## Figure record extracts
_ _ _ _ _ _ _
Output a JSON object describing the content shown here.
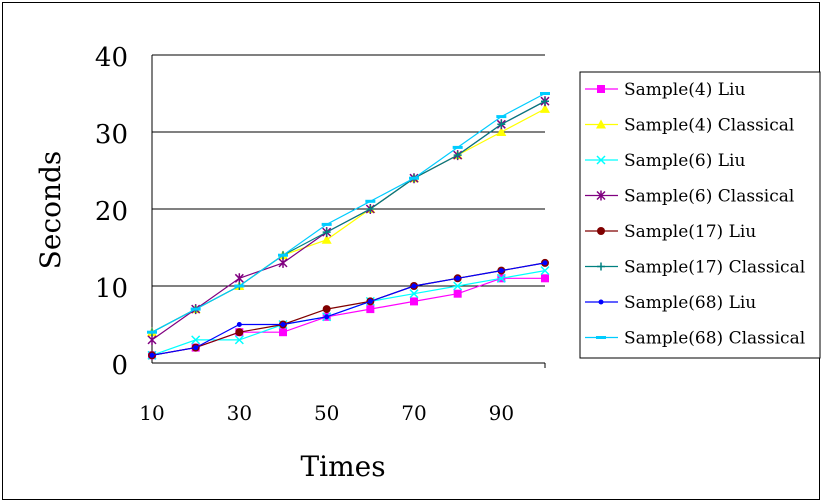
{
  "chart_data": {
    "type": "line",
    "title": "",
    "xlabel": "Times",
    "ylabel": "Seconds",
    "x": [
      10,
      20,
      30,
      40,
      50,
      60,
      70,
      80,
      90,
      100
    ],
    "x_tick_labels": [
      "10",
      "30",
      "50",
      "70",
      "90"
    ],
    "x_tick_values": [
      10,
      30,
      50,
      70,
      90
    ],
    "ylim": [
      0,
      40
    ],
    "y_ticks": [
      0,
      10,
      20,
      30,
      40
    ],
    "grid": "horizontal",
    "legend_position": "right",
    "series": [
      {
        "name": "Sample(4) Liu",
        "color": "#ff00ff",
        "marker": "square",
        "values": [
          1,
          2,
          4,
          4,
          6,
          7,
          8,
          9,
          11,
          11
        ]
      },
      {
        "name": "Sample(4) Classical",
        "color": "#ffff00",
        "marker": "triangle",
        "values": [
          4,
          7,
          10,
          14,
          16,
          20,
          24,
          27,
          30,
          33
        ]
      },
      {
        "name": "Sample(6) Liu",
        "color": "#00ffff",
        "marker": "x",
        "values": [
          1,
          3,
          3,
          5,
          6,
          8,
          9,
          10,
          11,
          12
        ]
      },
      {
        "name": "Sample(6) Classical",
        "color": "#800080",
        "marker": "asterisk",
        "values": [
          3,
          7,
          11,
          13,
          17,
          20,
          24,
          27,
          31,
          34
        ]
      },
      {
        "name": "Sample(17) Liu",
        "color": "#800000",
        "marker": "circle",
        "values": [
          1,
          2,
          4,
          5,
          7,
          8,
          10,
          11,
          12,
          13
        ]
      },
      {
        "name": "Sample(17) Classical",
        "color": "#008080",
        "marker": "plus",
        "values": [
          4,
          7,
          10,
          14,
          17,
          20,
          24,
          27,
          31,
          34
        ]
      },
      {
        "name": "Sample(68) Liu",
        "color": "#0000ff",
        "marker": "dot",
        "values": [
          1,
          2,
          5,
          5,
          6,
          8,
          10,
          11,
          12,
          13
        ]
      },
      {
        "name": "Sample(68) Classical",
        "color": "#00ccff",
        "marker": "dash",
        "values": [
          4,
          7,
          10,
          14,
          18,
          21,
          24,
          28,
          32,
          35
        ]
      }
    ]
  }
}
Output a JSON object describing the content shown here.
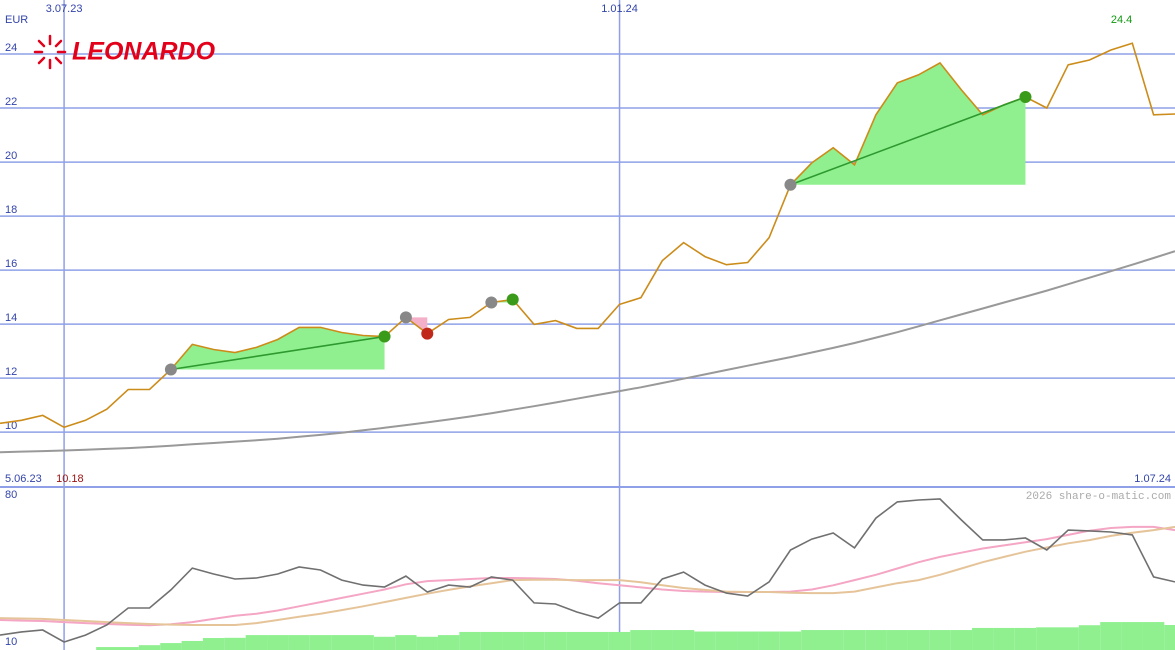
{
  "logo": "LEONARDO",
  "chart_data": [
    {
      "type": "line",
      "unit_label": "EUR",
      "x": [
        1,
        2,
        3,
        4,
        5,
        6,
        7,
        8,
        9,
        10,
        11,
        12,
        13,
        14,
        15,
        16,
        17,
        18,
        19,
        20,
        21,
        22,
        23,
        24,
        25,
        26,
        27,
        28,
        29,
        30,
        31,
        32,
        33,
        34,
        35,
        36,
        37,
        38,
        39,
        40,
        41,
        42,
        43,
        44,
        45,
        46,
        47,
        48,
        49,
        50,
        51,
        52,
        53,
        54,
        55,
        56
      ],
      "xlim": [
        1,
        56
      ],
      "xticks": [
        {
          "value": 4,
          "label": "3.07.23"
        },
        {
          "value": 30,
          "label": "1.01.24"
        }
      ],
      "x_start_label": "5.06.23",
      "x_end_label": "1.07.24",
      "ylim": [
        7.97,
        26
      ],
      "yticks": [
        10,
        12,
        14,
        16,
        18,
        20,
        22,
        24
      ],
      "grid": true,
      "series": [
        {
          "color": "#cc8c1a",
          "values": [
            10.33,
            10.44,
            10.62,
            10.18,
            10.44,
            10.85,
            11.58,
            11.58,
            12.32,
            13.25,
            13.06,
            12.95,
            13.14,
            13.43,
            13.88,
            13.88,
            13.69,
            13.58,
            13.54,
            14.25,
            13.65,
            14.17,
            14.25,
            14.8,
            14.91,
            13.99,
            14.13,
            13.84,
            13.84,
            14.73,
            14.98,
            16.35,
            17.02,
            16.5,
            16.2,
            16.28,
            17.2,
            19.16,
            19.97,
            20.53,
            19.9,
            21.75,
            22.93,
            23.23,
            23.67,
            22.67,
            21.75,
            22.12,
            22.41,
            22.0,
            23.6,
            23.78,
            24.15,
            24.4,
            21.75,
            21.78
          ]
        },
        {
          "color": "#999999",
          "values": [
            9.26,
            9.28,
            9.3,
            9.32,
            9.35,
            9.38,
            9.41,
            9.45,
            9.5,
            9.55,
            9.6,
            9.65,
            9.7,
            9.76,
            9.83,
            9.9,
            9.98,
            10.07,
            10.16,
            10.26,
            10.36,
            10.47,
            10.58,
            10.7,
            10.83,
            10.96,
            11.1,
            11.24,
            11.38,
            11.52,
            11.66,
            11.82,
            11.98,
            12.14,
            12.3,
            12.46,
            12.62,
            12.78,
            12.95,
            13.12,
            13.3,
            13.5,
            13.7,
            13.92,
            14.14,
            14.36,
            14.58,
            14.8,
            15.02,
            15.24,
            15.48,
            15.72,
            15.96,
            16.2,
            16.45,
            16.7
          ]
        }
      ],
      "max_index": 53,
      "max_color": "#119911",
      "min_index": 3,
      "min_color": "#991111",
      "trades": [
        {
          "entry": 9,
          "exit": 19,
          "fill": "#90f090",
          "line": "#2e9a2e",
          "exit_color": "#3a9a1a"
        },
        {
          "entry": 20,
          "exit": 21,
          "fill": "#f4b0c8",
          "exit_color": "#c0281a"
        },
        {
          "entry": 24,
          "exit": 25,
          "fill": "#90f090",
          "exit_color": "#3a9a1a"
        },
        {
          "entry": 38,
          "exit": 49,
          "fill": "#90f090",
          "line": "#2e9a2e",
          "exit_color": "#3a9a1a"
        }
      ],
      "entry_color": "#888888"
    },
    {
      "type": "line",
      "x": [
        1,
        2,
        3,
        4,
        5,
        6,
        7,
        8,
        9,
        10,
        11,
        12,
        13,
        14,
        15,
        16,
        17,
        18,
        19,
        20,
        21,
        22,
        23,
        24,
        25,
        26,
        27,
        28,
        29,
        30,
        31,
        32,
        33,
        34,
        35,
        36,
        37,
        38,
        39,
        40,
        41,
        42,
        43,
        44,
        45,
        46,
        47,
        48,
        49,
        50,
        51,
        52,
        53,
        54,
        55,
        56
      ],
      "xlim": [
        1,
        56
      ],
      "ylim": [
        6.2,
        83.8
      ],
      "yticks": [
        10,
        80
      ],
      "credit": "2026 share-o-matic.com",
      "bars": {
        "color": "#90f090",
        "values": [
          null,
          null,
          null,
          null,
          null,
          7.6,
          7.6,
          8.5,
          9.5,
          10.5,
          11.9,
          12,
          13.3,
          13.3,
          13.3,
          13.3,
          13.3,
          13.3,
          12.5,
          13.3,
          12.5,
          13.3,
          14.8,
          14.8,
          14.8,
          14.8,
          14.8,
          14.8,
          14.8,
          14.8,
          15.7,
          15.7,
          15.7,
          15,
          15,
          15,
          15,
          15,
          15.7,
          15.7,
          15.7,
          15.7,
          15.7,
          15.7,
          15.7,
          15.7,
          16.7,
          16.7,
          16.7,
          17,
          17,
          18,
          19.5,
          19.5,
          19.5,
          18.1
        ]
      },
      "series": [
        {
          "color": "#f4a6c4",
          "values": [
            20.5,
            20.2,
            20,
            19.5,
            19,
            18.6,
            18.2,
            18,
            18.5,
            19.5,
            21,
            22.5,
            23.5,
            25,
            27,
            29,
            31,
            33,
            35,
            37.5,
            39,
            39.5,
            40,
            40.5,
            40.5,
            40.3,
            40,
            39.2,
            38,
            37,
            36,
            35,
            34.3,
            34,
            33.8,
            33.8,
            33.8,
            34,
            35,
            37,
            39.5,
            42,
            45,
            48,
            50.5,
            52.5,
            54.5,
            56,
            57.5,
            59,
            61,
            63,
            64.3,
            64.8,
            64.8,
            63.3
          ]
        },
        {
          "color": "#e6c49a",
          "values": [
            21.4,
            21.2,
            21,
            20.5,
            20,
            19.5,
            19,
            18.6,
            18.3,
            18.1,
            18.1,
            18.1,
            19,
            20.5,
            22,
            23.5,
            25.2,
            27,
            29,
            31,
            33,
            34.8,
            36.5,
            38,
            39.5,
            39.6,
            39.6,
            39.5,
            39.5,
            39.5,
            38.5,
            37,
            35.7,
            34.8,
            34,
            33.8,
            33.8,
            33.5,
            33.3,
            33.3,
            34,
            36,
            38,
            39.5,
            42,
            45,
            48,
            50.5,
            53,
            55,
            57,
            58.5,
            60.5,
            62,
            63.3,
            64.8
          ]
        },
        {
          "color": "#707070",
          "values": [
            13.3,
            14.8,
            15.7,
            10,
            13.3,
            18.1,
            26.2,
            26.2,
            34.8,
            45.2,
            42.4,
            40,
            40.5,
            42.4,
            45.7,
            44.3,
            39.5,
            37.1,
            36.2,
            41.4,
            33.8,
            37.1,
            36.2,
            41,
            39.5,
            28.6,
            28.1,
            24.3,
            21.4,
            28.6,
            28.6,
            40,
            43.3,
            37.1,
            33.3,
            31.9,
            38.6,
            53.8,
            59,
            61.9,
            54.8,
            69,
            76.7,
            77.6,
            78.1,
            68.1,
            58.6,
            58.6,
            59.5,
            53.8,
            63.3,
            62.9,
            62.4,
            61,
            41,
            38.6
          ]
        }
      ]
    }
  ]
}
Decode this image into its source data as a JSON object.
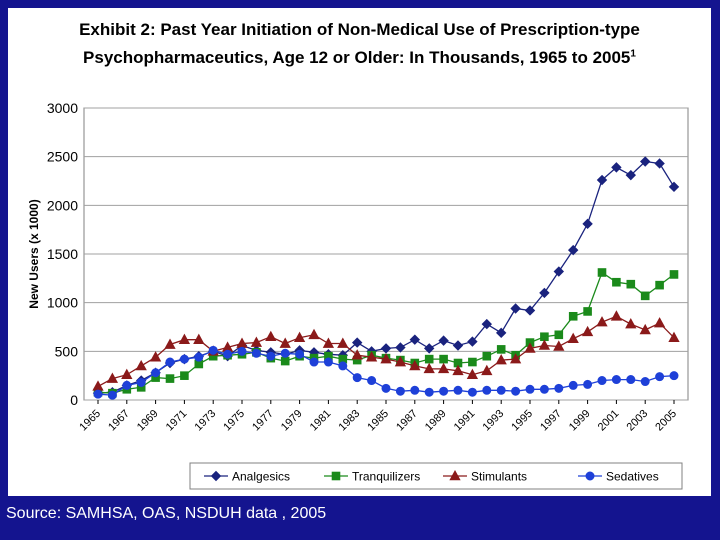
{
  "title": {
    "line1": "Exhibit 2: Past Year Initiation of Non-Medical Use of Prescription-type",
    "line2": "Psychopharmaceutics, Age 12 or Older: In Thousands, 1965 to 2005",
    "footnote_mark": "1"
  },
  "source": "Source:  SAMHSA, OAS, NSDUH data , 2005",
  "colors": {
    "background": "#14148f",
    "panel": "#ffffff"
  },
  "chart_data": {
    "type": "line",
    "ylabel": "New Users (x 1000)",
    "xlabel": "",
    "ylim": [
      0,
      3000
    ],
    "yticks": [
      0,
      500,
      1000,
      1500,
      2000,
      2500,
      3000
    ],
    "xticks": [
      "1965",
      "1967",
      "1969",
      "1971",
      "1973",
      "1975",
      "1977",
      "1979",
      "1981",
      "1983",
      "1985",
      "1987",
      "1989",
      "1991",
      "1993",
      "1995",
      "1997",
      "1999",
      "2001",
      "2003",
      "2005"
    ],
    "grid": "horizontal",
    "legend_position": "bottom",
    "x": [
      1965,
      1966,
      1967,
      1968,
      1969,
      1970,
      1971,
      1972,
      1973,
      1974,
      1975,
      1976,
      1977,
      1978,
      1979,
      1980,
      1981,
      1982,
      1983,
      1984,
      1985,
      1986,
      1987,
      1988,
      1989,
      1990,
      1991,
      1992,
      1993,
      1994,
      1995,
      1996,
      1997,
      1998,
      1999,
      2000,
      2001,
      2002,
      2003,
      2004,
      2005
    ],
    "series": [
      {
        "name": "Analgesics",
        "color": "#1a237e",
        "marker": "diamond",
        "values": [
          70,
          80,
          150,
          200,
          280,
          380,
          420,
          450,
          500,
          450,
          560,
          510,
          490,
          470,
          510,
          490,
          470,
          460,
          590,
          500,
          530,
          540,
          620,
          530,
          610,
          560,
          600,
          780,
          690,
          940,
          920,
          1100,
          1320,
          1540,
          1810,
          2260,
          2390,
          2310,
          2450,
          2430,
          2190
        ]
      },
      {
        "name": "Tranquilizers",
        "color": "#1b8a1b",
        "marker": "square",
        "values": [
          80,
          70,
          110,
          130,
          230,
          220,
          250,
          370,
          450,
          460,
          470,
          490,
          430,
          400,
          450,
          430,
          450,
          420,
          410,
          460,
          430,
          410,
          380,
          420,
          420,
          380,
          390,
          450,
          520,
          460,
          590,
          650,
          670,
          860,
          910,
          1310,
          1210,
          1190,
          1070,
          1180,
          1290
        ]
      },
      {
        "name": "Stimulants",
        "color": "#8b1a1a",
        "marker": "triangle",
        "values": [
          140,
          220,
          260,
          350,
          440,
          570,
          620,
          620,
          500,
          540,
          580,
          590,
          650,
          580,
          640,
          670,
          580,
          580,
          460,
          440,
          420,
          390,
          350,
          320,
          320,
          300,
          260,
          300,
          410,
          420,
          530,
          560,
          550,
          630,
          700,
          800,
          860,
          780,
          720,
          790,
          640
        ]
      },
      {
        "name": "Sedatives",
        "color": "#1e40d8",
        "marker": "circle",
        "values": [
          60,
          50,
          150,
          180,
          280,
          390,
          420,
          440,
          510,
          470,
          500,
          480,
          450,
          480,
          470,
          390,
          390,
          350,
          230,
          200,
          120,
          90,
          100,
          80,
          90,
          100,
          80,
          100,
          100,
          90,
          110,
          110,
          120,
          150,
          160,
          200,
          210,
          210,
          190,
          240,
          250
        ]
      }
    ]
  }
}
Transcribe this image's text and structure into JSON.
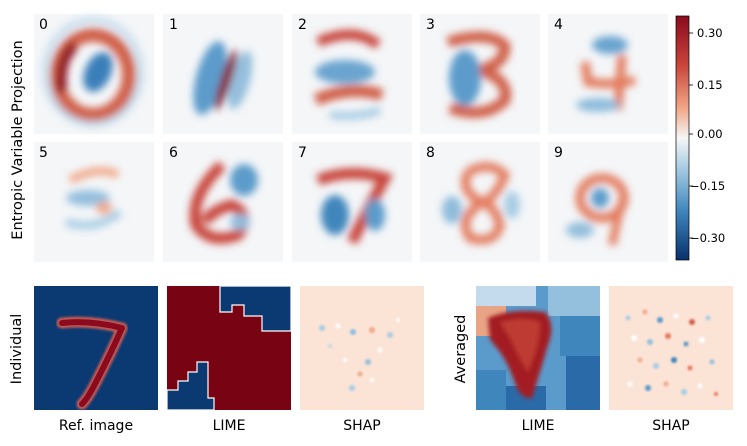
{
  "section_top": {
    "ylabel": "Entropic Variable Projection"
  },
  "digits": [
    "0",
    "1",
    "2",
    "3",
    "4",
    "5",
    "6",
    "7",
    "8",
    "9"
  ],
  "colorbar": {
    "ticks": [
      "0.30",
      "0.15",
      "0.00",
      "−0.15",
      "−0.30"
    ]
  },
  "section_bottom": {
    "individual_label": "Individual",
    "averaged_label": "Averaged",
    "captions": {
      "ref_image": "Ref. image",
      "lime_individual": "LIME",
      "shap_individual": "SHAP",
      "lime_averaged": "LIME",
      "shap_averaged": "SHAP"
    }
  },
  "colors": {
    "positive": "#8b0a1e",
    "mid_positive": "#e37a5d",
    "neutral": "#f4f6f8",
    "mid_negative": "#5b9bcb",
    "negative": "#08306b",
    "ref_background": "#0b3a73",
    "lime_red": "#780413"
  }
}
_ _ _ _ _ _ _
## EXERCISE DIRECTIONS
Search the data for "Sample". Copy every matching line.

## REPLY TO THE EXERCISE
        "name": "Sample(4) Liu",
        "name": "Sample(4) Classical",
        "name": "Sample(6) Liu",
        "name": "Sample(6) Classical",
        "name": "Sample(17) Liu",
        "name": "Sample(17) Classical",
        "name": "Sample(68) Liu",
        "name": "Sample(68) Classical",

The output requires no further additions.